Your task >> Copy every line of the entries below word for word, leaving out the pictures.

** Start of Data **

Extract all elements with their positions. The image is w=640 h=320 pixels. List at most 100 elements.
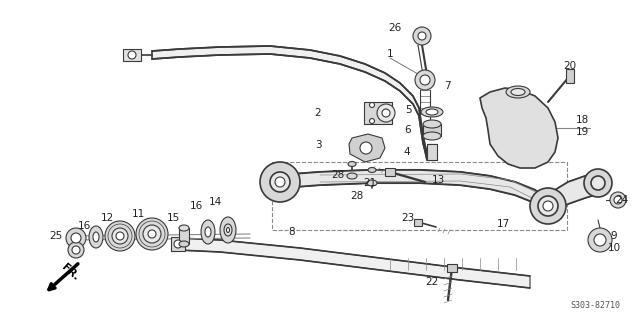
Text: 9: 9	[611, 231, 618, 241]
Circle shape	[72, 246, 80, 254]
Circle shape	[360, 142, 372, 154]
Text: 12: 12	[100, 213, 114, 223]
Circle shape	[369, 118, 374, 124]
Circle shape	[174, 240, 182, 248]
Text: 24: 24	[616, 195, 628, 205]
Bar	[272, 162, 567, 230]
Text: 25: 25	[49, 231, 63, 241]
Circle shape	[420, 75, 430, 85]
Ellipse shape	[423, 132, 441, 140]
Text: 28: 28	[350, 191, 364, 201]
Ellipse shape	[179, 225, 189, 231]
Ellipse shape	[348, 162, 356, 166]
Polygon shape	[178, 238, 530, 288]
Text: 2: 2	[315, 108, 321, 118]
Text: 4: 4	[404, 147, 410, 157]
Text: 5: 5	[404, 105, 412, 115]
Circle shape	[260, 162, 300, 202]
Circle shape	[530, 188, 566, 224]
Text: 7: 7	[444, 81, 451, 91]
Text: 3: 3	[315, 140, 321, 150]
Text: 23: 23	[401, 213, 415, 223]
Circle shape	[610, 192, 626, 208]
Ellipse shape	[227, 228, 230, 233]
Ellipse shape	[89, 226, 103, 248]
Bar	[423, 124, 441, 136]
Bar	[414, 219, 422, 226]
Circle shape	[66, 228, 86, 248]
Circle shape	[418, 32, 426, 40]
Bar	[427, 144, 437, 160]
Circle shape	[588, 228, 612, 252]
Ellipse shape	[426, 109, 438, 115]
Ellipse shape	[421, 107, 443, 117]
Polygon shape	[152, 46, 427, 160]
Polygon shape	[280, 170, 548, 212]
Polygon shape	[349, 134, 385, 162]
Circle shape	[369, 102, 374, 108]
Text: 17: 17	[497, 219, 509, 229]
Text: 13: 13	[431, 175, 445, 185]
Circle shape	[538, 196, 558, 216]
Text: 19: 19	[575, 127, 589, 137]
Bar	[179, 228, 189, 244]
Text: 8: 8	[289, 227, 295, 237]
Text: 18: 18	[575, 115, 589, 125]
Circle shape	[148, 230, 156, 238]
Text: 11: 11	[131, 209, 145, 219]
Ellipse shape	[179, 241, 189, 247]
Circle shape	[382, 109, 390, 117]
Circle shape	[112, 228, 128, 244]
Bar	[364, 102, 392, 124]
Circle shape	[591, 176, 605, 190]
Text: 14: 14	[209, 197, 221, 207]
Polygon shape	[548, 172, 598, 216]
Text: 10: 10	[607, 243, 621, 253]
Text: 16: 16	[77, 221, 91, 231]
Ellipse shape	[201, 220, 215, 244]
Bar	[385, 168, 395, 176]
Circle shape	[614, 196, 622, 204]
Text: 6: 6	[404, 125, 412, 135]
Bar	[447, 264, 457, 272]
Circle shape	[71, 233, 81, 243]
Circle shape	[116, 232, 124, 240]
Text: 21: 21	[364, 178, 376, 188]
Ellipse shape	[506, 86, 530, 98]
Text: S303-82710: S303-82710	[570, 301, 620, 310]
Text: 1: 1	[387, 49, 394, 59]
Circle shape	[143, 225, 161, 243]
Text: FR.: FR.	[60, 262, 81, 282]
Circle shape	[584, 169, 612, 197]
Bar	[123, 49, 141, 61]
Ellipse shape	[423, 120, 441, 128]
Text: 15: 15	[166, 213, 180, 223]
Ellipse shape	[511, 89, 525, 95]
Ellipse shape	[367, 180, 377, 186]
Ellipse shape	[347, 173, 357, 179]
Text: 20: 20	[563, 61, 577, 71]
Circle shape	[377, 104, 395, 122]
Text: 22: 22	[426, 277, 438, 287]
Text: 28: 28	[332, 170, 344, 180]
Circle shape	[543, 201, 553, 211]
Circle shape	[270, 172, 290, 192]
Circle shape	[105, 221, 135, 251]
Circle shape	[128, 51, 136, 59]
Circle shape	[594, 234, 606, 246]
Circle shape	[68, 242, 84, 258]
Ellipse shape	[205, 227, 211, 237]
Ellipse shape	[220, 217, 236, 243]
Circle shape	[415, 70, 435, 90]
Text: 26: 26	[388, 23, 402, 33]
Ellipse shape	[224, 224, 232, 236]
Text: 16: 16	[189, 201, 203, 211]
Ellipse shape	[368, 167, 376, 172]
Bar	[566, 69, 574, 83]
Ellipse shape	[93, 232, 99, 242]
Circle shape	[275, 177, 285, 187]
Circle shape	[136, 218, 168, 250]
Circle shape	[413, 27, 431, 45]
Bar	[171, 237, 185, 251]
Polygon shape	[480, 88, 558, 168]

** End of Data **

Worked answer >>
Extract all elements with their positions. The image is w=640 h=320 pixels. List at most 100 elements.
Text: 9: 9	[611, 231, 618, 241]
Circle shape	[72, 246, 80, 254]
Circle shape	[360, 142, 372, 154]
Text: 12: 12	[100, 213, 114, 223]
Circle shape	[369, 118, 374, 124]
Circle shape	[174, 240, 182, 248]
Text: 24: 24	[616, 195, 628, 205]
Bar	[272, 162, 567, 230]
Text: 25: 25	[49, 231, 63, 241]
Circle shape	[420, 75, 430, 85]
Ellipse shape	[423, 132, 441, 140]
Text: 28: 28	[350, 191, 364, 201]
Ellipse shape	[179, 225, 189, 231]
Ellipse shape	[348, 162, 356, 166]
Polygon shape	[178, 238, 530, 288]
Text: 2: 2	[315, 108, 321, 118]
Text: 4: 4	[404, 147, 410, 157]
Text: 5: 5	[404, 105, 412, 115]
Circle shape	[260, 162, 300, 202]
Circle shape	[530, 188, 566, 224]
Text: 7: 7	[444, 81, 451, 91]
Text: 3: 3	[315, 140, 321, 150]
Text: 23: 23	[401, 213, 415, 223]
Circle shape	[610, 192, 626, 208]
Ellipse shape	[227, 228, 230, 233]
Ellipse shape	[89, 226, 103, 248]
Bar	[423, 124, 441, 136]
Bar	[414, 219, 422, 226]
Circle shape	[66, 228, 86, 248]
Circle shape	[418, 32, 426, 40]
Bar	[427, 144, 437, 160]
Circle shape	[588, 228, 612, 252]
Ellipse shape	[426, 109, 438, 115]
Ellipse shape	[421, 107, 443, 117]
Polygon shape	[152, 46, 427, 160]
Polygon shape	[280, 170, 548, 212]
Polygon shape	[349, 134, 385, 162]
Circle shape	[369, 102, 374, 108]
Text: 17: 17	[497, 219, 509, 229]
Text: 13: 13	[431, 175, 445, 185]
Circle shape	[538, 196, 558, 216]
Text: 19: 19	[575, 127, 589, 137]
Bar	[179, 228, 189, 244]
Text: 8: 8	[289, 227, 295, 237]
Text: 18: 18	[575, 115, 589, 125]
Circle shape	[148, 230, 156, 238]
Text: 11: 11	[131, 209, 145, 219]
Ellipse shape	[179, 241, 189, 247]
Circle shape	[382, 109, 390, 117]
Circle shape	[112, 228, 128, 244]
Bar	[364, 102, 392, 124]
Circle shape	[591, 176, 605, 190]
Text: 14: 14	[209, 197, 221, 207]
Polygon shape	[548, 172, 598, 216]
Text: 10: 10	[607, 243, 621, 253]
Text: 16: 16	[77, 221, 91, 231]
Ellipse shape	[201, 220, 215, 244]
Bar	[385, 168, 395, 176]
Circle shape	[614, 196, 622, 204]
Text: 6: 6	[404, 125, 412, 135]
Bar	[447, 264, 457, 272]
Circle shape	[71, 233, 81, 243]
Circle shape	[116, 232, 124, 240]
Text: 21: 21	[364, 178, 376, 188]
Ellipse shape	[506, 86, 530, 98]
Text: S303-82710: S303-82710	[570, 301, 620, 310]
Text: 1: 1	[387, 49, 394, 59]
Circle shape	[143, 225, 161, 243]
Text: FR.: FR.	[60, 262, 81, 282]
Circle shape	[584, 169, 612, 197]
Bar	[123, 49, 141, 61]
Ellipse shape	[423, 120, 441, 128]
Text: 15: 15	[166, 213, 180, 223]
Ellipse shape	[511, 89, 525, 95]
Ellipse shape	[367, 180, 377, 186]
Ellipse shape	[347, 173, 357, 179]
Text: 20: 20	[563, 61, 577, 71]
Circle shape	[377, 104, 395, 122]
Text: 22: 22	[426, 277, 438, 287]
Text: 28: 28	[332, 170, 344, 180]
Circle shape	[543, 201, 553, 211]
Circle shape	[270, 172, 290, 192]
Circle shape	[105, 221, 135, 251]
Circle shape	[128, 51, 136, 59]
Circle shape	[594, 234, 606, 246]
Circle shape	[68, 242, 84, 258]
Ellipse shape	[205, 227, 211, 237]
Ellipse shape	[220, 217, 236, 243]
Circle shape	[415, 70, 435, 90]
Text: 26: 26	[388, 23, 402, 33]
Ellipse shape	[224, 224, 232, 236]
Text: 16: 16	[189, 201, 203, 211]
Ellipse shape	[368, 167, 376, 172]
Bar	[566, 69, 574, 83]
Ellipse shape	[93, 232, 99, 242]
Circle shape	[275, 177, 285, 187]
Circle shape	[136, 218, 168, 250]
Circle shape	[413, 27, 431, 45]
Bar	[171, 237, 185, 251]
Polygon shape	[480, 88, 558, 168]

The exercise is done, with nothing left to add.